EXERCISE BRIEF
Quote the listing below in full and exactly as written, but omit every picture.

Collected data entries
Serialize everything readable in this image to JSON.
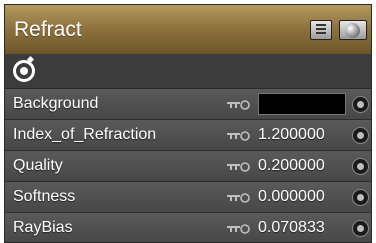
{
  "panel": {
    "title": "Refract",
    "icons": {
      "list": "list-icon",
      "preview": "sphere-preview-icon",
      "tool": "target-rotate-icon"
    }
  },
  "properties": [
    {
      "name": "Background",
      "kind": "color",
      "value": "",
      "color": "#000000"
    },
    {
      "name": "Index_of_Refraction",
      "kind": "number",
      "value": "1.200000"
    },
    {
      "name": "Quality",
      "kind": "number",
      "value": "0.200000"
    },
    {
      "name": "Softness",
      "kind": "number",
      "value": "0.000000"
    },
    {
      "name": "RayBias",
      "kind": "number",
      "value": "0.070833"
    }
  ],
  "colors": {
    "title_bar": "#8f7440",
    "row_bg": "#4f4f4f",
    "text": "#ffffff"
  }
}
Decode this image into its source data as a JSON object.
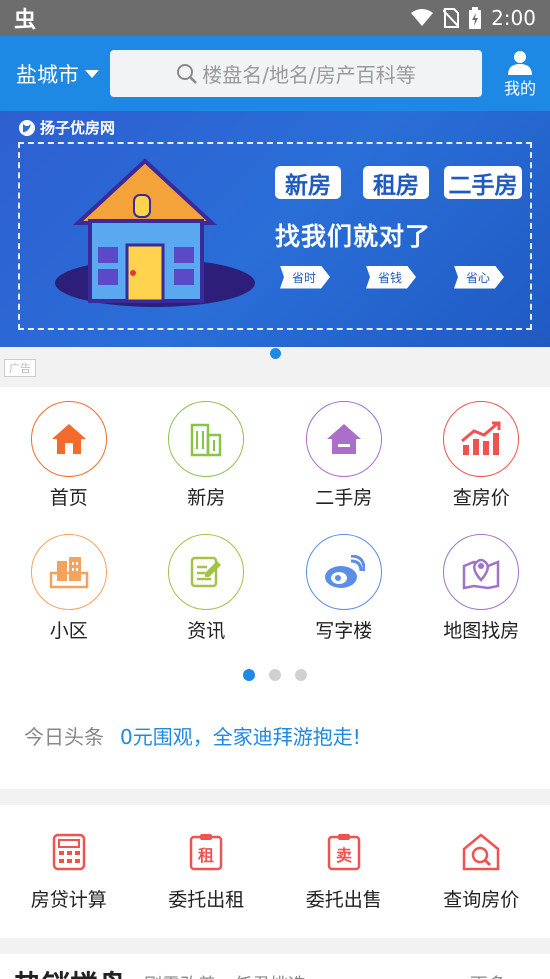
{
  "status_bar": {
    "time": "2:00",
    "app_icon": "虫"
  },
  "header": {
    "city": "盐城市",
    "search_placeholder": "楼盘名/地名/房产百科等",
    "mine_label": "我的"
  },
  "banner": {
    "brand": "扬子优房网",
    "tags": [
      "新房",
      "租房",
      "二手房"
    ],
    "slogan": "找我们就对了",
    "arrows": [
      "省时",
      "省钱",
      "省心"
    ],
    "ad_label": "广告"
  },
  "nav_grid": [
    {
      "label": "首页",
      "icon": "home-icon",
      "color": "#f26b2a"
    },
    {
      "label": "新房",
      "icon": "building-icon",
      "color": "#8bc34a"
    },
    {
      "label": "二手房",
      "icon": "house-icon",
      "color": "#ab6ec9"
    },
    {
      "label": "查房价",
      "icon": "chart-up-icon",
      "color": "#ef5350"
    },
    {
      "label": "小区",
      "icon": "community-icon",
      "color": "#f5a25d"
    },
    {
      "label": "资讯",
      "icon": "news-icon",
      "color": "#a4c246"
    },
    {
      "label": "写字楼",
      "icon": "office-icon",
      "color": "#5b8ee6"
    },
    {
      "label": "地图找房",
      "icon": "map-icon",
      "color": "#9e74c8"
    }
  ],
  "headline": {
    "label": "今日头条",
    "text": "0元围观，全家迪拜游抱走!"
  },
  "services": [
    {
      "label": "房贷计算",
      "icon": "calculator-icon"
    },
    {
      "label": "委托出租",
      "icon": "rent-icon",
      "glyph": "租"
    },
    {
      "label": "委托出售",
      "icon": "sell-icon",
      "glyph": "卖"
    },
    {
      "label": "查询房价",
      "icon": "price-query-icon"
    }
  ],
  "hot": {
    "title": "热销楼盘",
    "subtitle": "刚需改善，任君挑选",
    "more": "更多>>"
  },
  "colors": {
    "primary": "#1e88e5",
    "service_red": "#ef5350"
  }
}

TASK SOLUTION
Serialize everything readable in this image to JSON.
{
  "panel": {
    "title": "Refract",
    "icons": {
      "list": "list-icon",
      "preview": "sphere-preview-icon",
      "tool": "target-rotate-icon"
    }
  },
  "properties": [
    {
      "name": "Background",
      "kind": "color",
      "value": "",
      "color": "#000000"
    },
    {
      "name": "Index_of_Refraction",
      "kind": "number",
      "value": "1.200000"
    },
    {
      "name": "Quality",
      "kind": "number",
      "value": "0.200000"
    },
    {
      "name": "Softness",
      "kind": "number",
      "value": "0.000000"
    },
    {
      "name": "RayBias",
      "kind": "number",
      "value": "0.070833"
    }
  ],
  "colors": {
    "title_bar": "#8f7440",
    "row_bg": "#4f4f4f",
    "text": "#ffffff"
  }
}
Decode this image into its source data as a JSON object.
{
  "status_bar": {
    "time": "2:00",
    "app_icon": "虫"
  },
  "header": {
    "city": "盐城市",
    "search_placeholder": "楼盘名/地名/房产百科等",
    "mine_label": "我的"
  },
  "banner": {
    "brand": "扬子优房网",
    "tags": [
      "新房",
      "租房",
      "二手房"
    ],
    "slogan": "找我们就对了",
    "arrows": [
      "省时",
      "省钱",
      "省心"
    ],
    "ad_label": "广告"
  },
  "nav_grid": [
    {
      "label": "首页",
      "icon": "home-icon",
      "color": "#f26b2a"
    },
    {
      "label": "新房",
      "icon": "building-icon",
      "color": "#8bc34a"
    },
    {
      "label": "二手房",
      "icon": "house-icon",
      "color": "#ab6ec9"
    },
    {
      "label": "查房价",
      "icon": "chart-up-icon",
      "color": "#ef5350"
    },
    {
      "label": "小区",
      "icon": "community-icon",
      "color": "#f5a25d"
    },
    {
      "label": "资讯",
      "icon": "news-icon",
      "color": "#a4c246"
    },
    {
      "label": "写字楼",
      "icon": "office-icon",
      "color": "#5b8ee6"
    },
    {
      "label": "地图找房",
      "icon": "map-icon",
      "color": "#9e74c8"
    }
  ],
  "headline": {
    "label": "今日头条",
    "text": "0元围观，全家迪拜游抱走!"
  },
  "services": [
    {
      "label": "房贷计算",
      "icon": "calculator-icon"
    },
    {
      "label": "委托出租",
      "icon": "rent-icon",
      "glyph": "租"
    },
    {
      "label": "委托出售",
      "icon": "sell-icon",
      "glyph": "卖"
    },
    {
      "label": "查询房价",
      "icon": "price-query-icon"
    }
  ],
  "hot": {
    "title": "热销楼盘",
    "subtitle": "刚需改善，任君挑选",
    "more": "更多>>"
  },
  "colors": {
    "primary": "#1e88e5",
    "service_red": "#ef5350"
  }
}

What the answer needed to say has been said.